**Data for processing**

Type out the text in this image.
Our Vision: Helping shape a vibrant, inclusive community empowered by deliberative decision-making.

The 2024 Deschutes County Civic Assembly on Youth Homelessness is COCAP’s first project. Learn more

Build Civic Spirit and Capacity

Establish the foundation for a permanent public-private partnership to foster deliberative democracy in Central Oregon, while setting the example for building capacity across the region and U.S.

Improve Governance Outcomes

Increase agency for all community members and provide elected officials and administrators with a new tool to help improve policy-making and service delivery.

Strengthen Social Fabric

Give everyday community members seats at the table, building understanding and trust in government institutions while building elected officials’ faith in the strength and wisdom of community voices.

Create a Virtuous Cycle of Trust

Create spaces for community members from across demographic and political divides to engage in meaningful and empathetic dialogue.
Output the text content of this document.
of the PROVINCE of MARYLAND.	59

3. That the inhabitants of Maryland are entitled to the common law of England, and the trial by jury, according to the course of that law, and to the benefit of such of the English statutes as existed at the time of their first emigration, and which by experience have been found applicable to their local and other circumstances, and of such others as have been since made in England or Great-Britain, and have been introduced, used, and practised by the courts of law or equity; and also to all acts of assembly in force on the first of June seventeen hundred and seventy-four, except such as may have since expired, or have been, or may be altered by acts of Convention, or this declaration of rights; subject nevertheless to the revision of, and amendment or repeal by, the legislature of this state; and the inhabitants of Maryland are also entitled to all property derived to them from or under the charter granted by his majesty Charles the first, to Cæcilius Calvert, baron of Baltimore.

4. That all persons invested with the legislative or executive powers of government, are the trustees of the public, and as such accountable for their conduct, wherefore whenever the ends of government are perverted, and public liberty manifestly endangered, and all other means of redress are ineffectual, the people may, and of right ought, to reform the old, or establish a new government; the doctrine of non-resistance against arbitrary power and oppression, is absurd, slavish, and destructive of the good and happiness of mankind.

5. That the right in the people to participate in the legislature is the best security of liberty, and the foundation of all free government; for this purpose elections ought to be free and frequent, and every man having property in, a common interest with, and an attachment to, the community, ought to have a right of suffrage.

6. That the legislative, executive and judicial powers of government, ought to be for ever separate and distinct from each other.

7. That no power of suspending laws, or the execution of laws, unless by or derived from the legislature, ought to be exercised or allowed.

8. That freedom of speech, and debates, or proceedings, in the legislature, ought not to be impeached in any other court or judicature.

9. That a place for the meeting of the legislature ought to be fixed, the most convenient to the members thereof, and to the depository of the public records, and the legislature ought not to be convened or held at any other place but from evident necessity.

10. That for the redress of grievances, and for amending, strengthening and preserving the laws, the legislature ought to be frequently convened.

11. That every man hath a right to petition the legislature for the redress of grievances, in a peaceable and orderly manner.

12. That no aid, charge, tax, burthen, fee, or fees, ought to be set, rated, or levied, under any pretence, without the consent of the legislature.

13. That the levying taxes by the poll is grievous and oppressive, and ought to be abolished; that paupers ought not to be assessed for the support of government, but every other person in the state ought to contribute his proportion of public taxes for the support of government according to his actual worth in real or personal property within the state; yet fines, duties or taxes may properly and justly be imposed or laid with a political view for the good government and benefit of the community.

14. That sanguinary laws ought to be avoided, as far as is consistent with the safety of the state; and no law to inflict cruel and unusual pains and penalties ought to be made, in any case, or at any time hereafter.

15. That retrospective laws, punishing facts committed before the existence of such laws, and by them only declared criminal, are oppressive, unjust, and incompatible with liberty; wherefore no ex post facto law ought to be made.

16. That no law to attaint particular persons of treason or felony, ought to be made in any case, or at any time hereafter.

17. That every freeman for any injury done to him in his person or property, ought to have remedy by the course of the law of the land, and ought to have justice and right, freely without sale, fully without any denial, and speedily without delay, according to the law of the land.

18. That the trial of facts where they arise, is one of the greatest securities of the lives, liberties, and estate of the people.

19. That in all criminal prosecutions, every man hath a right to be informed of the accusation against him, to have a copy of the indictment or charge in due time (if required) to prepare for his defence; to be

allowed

**Task instructions**
Locate each line containing the string "wherefore" and show it.

**Output of the exercise**
4. That all persons invested with the legislative or executive powers of government, are the trustees of the public, and as such accountable for their conduct, wherefore whenever the ends of government are perverted, and public liberty manifestly endangered, and all other means of redress are ineffectual, the people may, and of right ought, to reform the old, or establish a new government; the doctrine of non-resistance against arbitrary power and oppression, is absurd, slavish, and destructive of the good and happiness of mankind.
15. That retrospective laws, punishing facts committed before the existence of such laws, and by them only declared criminal, are oppressive, unjust, and incompatible with liberty; wherefore no ex post facto law ought to be made.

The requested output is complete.